§ Written problem
Copy each line holding the string "open".

>> begin Entries provided

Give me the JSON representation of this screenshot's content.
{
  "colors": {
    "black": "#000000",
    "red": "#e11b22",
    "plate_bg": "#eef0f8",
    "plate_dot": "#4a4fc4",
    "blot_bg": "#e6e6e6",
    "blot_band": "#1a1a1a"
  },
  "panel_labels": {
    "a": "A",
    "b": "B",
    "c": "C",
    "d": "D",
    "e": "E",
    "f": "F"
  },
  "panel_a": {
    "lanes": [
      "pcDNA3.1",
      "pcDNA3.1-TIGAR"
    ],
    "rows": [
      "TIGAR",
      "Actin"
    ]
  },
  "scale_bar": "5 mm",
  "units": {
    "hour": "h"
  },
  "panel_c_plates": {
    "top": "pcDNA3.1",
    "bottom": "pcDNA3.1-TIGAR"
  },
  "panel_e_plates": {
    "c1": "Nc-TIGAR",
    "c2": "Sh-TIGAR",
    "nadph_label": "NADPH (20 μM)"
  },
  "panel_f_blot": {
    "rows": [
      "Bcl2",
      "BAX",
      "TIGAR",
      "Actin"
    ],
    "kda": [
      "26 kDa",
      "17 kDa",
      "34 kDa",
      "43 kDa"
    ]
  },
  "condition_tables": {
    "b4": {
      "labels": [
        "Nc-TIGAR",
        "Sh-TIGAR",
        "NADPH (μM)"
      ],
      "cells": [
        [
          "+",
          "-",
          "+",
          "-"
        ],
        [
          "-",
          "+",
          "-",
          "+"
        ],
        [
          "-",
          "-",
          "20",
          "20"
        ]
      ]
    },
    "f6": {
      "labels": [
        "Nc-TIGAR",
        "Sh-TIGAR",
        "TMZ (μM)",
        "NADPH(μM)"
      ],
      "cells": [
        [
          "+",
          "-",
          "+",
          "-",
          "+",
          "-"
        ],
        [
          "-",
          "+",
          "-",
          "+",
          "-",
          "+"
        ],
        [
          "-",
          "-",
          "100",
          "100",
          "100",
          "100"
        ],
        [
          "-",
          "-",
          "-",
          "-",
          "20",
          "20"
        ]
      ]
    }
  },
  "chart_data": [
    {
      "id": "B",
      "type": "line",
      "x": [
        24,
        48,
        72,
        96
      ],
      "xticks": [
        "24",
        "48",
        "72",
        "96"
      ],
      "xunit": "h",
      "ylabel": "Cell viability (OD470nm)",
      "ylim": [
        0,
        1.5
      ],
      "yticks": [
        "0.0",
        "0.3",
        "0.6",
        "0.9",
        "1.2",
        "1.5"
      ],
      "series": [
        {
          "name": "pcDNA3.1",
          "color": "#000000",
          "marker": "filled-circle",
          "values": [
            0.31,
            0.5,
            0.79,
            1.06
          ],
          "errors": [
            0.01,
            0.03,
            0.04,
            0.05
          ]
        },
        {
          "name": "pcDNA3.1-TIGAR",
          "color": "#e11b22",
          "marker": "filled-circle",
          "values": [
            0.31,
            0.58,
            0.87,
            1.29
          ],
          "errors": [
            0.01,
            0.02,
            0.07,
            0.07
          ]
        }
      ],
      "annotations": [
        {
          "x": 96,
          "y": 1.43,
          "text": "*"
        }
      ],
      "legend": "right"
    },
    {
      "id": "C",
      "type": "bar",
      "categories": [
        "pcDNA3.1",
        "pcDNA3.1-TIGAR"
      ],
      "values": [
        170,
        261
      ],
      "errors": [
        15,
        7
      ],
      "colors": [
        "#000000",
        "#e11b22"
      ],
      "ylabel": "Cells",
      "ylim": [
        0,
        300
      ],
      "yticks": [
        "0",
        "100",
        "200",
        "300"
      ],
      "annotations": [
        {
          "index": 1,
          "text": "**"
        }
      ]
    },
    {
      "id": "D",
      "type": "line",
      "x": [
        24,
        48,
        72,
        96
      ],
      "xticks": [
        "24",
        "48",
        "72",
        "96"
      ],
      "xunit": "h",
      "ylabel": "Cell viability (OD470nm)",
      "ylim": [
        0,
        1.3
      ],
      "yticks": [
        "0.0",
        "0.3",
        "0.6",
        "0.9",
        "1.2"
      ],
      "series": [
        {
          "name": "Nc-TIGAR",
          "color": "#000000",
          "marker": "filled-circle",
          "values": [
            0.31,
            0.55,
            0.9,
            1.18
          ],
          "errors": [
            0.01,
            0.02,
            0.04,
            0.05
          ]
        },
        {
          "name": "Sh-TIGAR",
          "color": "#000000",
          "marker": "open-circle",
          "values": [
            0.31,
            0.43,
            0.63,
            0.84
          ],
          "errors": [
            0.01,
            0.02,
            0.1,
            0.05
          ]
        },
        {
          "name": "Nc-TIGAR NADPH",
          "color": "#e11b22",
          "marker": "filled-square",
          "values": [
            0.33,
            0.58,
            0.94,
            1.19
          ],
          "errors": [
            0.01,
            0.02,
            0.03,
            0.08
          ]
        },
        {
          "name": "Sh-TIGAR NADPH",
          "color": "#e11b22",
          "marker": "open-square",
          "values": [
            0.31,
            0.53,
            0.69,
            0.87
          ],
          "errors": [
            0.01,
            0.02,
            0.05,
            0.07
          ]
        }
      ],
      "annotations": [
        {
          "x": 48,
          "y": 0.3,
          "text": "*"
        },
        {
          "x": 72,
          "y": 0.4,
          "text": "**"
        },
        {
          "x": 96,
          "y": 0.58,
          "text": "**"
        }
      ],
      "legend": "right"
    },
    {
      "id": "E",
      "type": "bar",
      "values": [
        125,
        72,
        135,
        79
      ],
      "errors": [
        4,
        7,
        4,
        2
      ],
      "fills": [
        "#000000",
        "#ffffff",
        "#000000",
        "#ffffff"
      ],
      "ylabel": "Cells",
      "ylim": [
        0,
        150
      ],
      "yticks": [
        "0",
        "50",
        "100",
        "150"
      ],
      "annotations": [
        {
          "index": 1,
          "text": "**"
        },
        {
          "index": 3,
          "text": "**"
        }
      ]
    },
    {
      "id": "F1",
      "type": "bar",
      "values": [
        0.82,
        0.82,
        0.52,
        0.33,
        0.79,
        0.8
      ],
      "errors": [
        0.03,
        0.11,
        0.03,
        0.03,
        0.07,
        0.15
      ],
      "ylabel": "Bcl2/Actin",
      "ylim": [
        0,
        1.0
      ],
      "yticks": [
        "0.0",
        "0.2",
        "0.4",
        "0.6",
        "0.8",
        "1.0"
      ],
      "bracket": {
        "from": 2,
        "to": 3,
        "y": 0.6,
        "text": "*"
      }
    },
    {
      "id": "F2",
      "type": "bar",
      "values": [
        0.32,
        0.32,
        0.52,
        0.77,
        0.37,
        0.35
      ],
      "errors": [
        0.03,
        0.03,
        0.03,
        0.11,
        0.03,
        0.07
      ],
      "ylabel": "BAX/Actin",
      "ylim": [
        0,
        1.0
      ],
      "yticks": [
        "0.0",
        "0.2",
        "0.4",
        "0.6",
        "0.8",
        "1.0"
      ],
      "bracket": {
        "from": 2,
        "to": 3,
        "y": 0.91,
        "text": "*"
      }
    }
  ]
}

>> end Entries provided
>> begin Entries provided

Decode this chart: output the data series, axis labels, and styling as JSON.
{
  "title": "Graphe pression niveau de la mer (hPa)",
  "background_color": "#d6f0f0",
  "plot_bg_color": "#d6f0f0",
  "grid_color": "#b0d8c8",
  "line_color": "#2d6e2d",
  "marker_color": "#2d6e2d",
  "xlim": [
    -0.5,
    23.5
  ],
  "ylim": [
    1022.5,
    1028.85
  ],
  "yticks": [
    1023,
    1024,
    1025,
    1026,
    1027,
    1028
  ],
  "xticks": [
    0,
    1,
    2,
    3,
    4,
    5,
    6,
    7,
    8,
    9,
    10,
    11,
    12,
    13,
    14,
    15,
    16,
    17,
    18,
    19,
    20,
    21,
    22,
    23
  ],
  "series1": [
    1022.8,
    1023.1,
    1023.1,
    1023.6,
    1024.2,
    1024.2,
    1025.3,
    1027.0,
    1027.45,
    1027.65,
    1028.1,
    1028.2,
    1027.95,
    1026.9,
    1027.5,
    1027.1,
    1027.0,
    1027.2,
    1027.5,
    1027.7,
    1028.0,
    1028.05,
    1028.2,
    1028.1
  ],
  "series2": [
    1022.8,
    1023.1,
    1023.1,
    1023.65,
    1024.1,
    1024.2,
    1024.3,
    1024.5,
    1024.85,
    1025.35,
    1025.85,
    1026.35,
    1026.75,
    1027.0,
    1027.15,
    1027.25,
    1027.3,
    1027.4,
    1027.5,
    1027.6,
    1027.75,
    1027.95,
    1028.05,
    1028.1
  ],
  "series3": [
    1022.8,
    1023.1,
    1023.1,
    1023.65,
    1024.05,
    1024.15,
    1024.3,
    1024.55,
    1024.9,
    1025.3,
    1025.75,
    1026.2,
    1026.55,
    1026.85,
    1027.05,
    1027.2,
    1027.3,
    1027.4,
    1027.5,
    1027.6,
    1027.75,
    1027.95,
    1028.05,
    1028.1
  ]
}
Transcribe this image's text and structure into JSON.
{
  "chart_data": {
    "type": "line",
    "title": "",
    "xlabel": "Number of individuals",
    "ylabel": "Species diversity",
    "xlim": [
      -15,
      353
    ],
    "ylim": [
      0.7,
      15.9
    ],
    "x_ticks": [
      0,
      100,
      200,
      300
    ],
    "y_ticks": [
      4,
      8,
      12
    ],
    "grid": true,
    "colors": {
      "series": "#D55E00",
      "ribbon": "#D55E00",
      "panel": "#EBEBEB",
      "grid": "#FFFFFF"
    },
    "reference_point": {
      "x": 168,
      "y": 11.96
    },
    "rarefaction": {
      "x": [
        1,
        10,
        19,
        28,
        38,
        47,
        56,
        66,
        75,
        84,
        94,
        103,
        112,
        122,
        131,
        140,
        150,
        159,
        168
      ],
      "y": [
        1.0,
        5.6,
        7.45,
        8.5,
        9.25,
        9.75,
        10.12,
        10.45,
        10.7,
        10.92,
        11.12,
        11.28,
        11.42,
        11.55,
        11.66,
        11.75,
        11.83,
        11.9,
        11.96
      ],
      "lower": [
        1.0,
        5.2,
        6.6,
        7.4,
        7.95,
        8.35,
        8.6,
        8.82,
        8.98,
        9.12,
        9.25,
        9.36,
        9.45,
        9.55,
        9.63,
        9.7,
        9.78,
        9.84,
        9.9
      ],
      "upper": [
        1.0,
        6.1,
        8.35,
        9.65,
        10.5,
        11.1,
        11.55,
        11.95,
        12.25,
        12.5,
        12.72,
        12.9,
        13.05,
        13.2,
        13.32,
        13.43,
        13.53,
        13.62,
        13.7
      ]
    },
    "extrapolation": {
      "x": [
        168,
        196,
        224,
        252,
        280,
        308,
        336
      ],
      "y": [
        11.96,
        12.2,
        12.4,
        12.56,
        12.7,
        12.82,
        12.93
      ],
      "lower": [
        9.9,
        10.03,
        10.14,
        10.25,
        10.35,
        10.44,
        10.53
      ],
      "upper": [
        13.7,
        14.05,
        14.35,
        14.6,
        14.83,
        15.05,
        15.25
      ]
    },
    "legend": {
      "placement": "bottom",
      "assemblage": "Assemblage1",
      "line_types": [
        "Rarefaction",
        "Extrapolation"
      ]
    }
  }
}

>> end Entries provided

§ Reply
          "marker": "open-circle",
          "marker": "open-square",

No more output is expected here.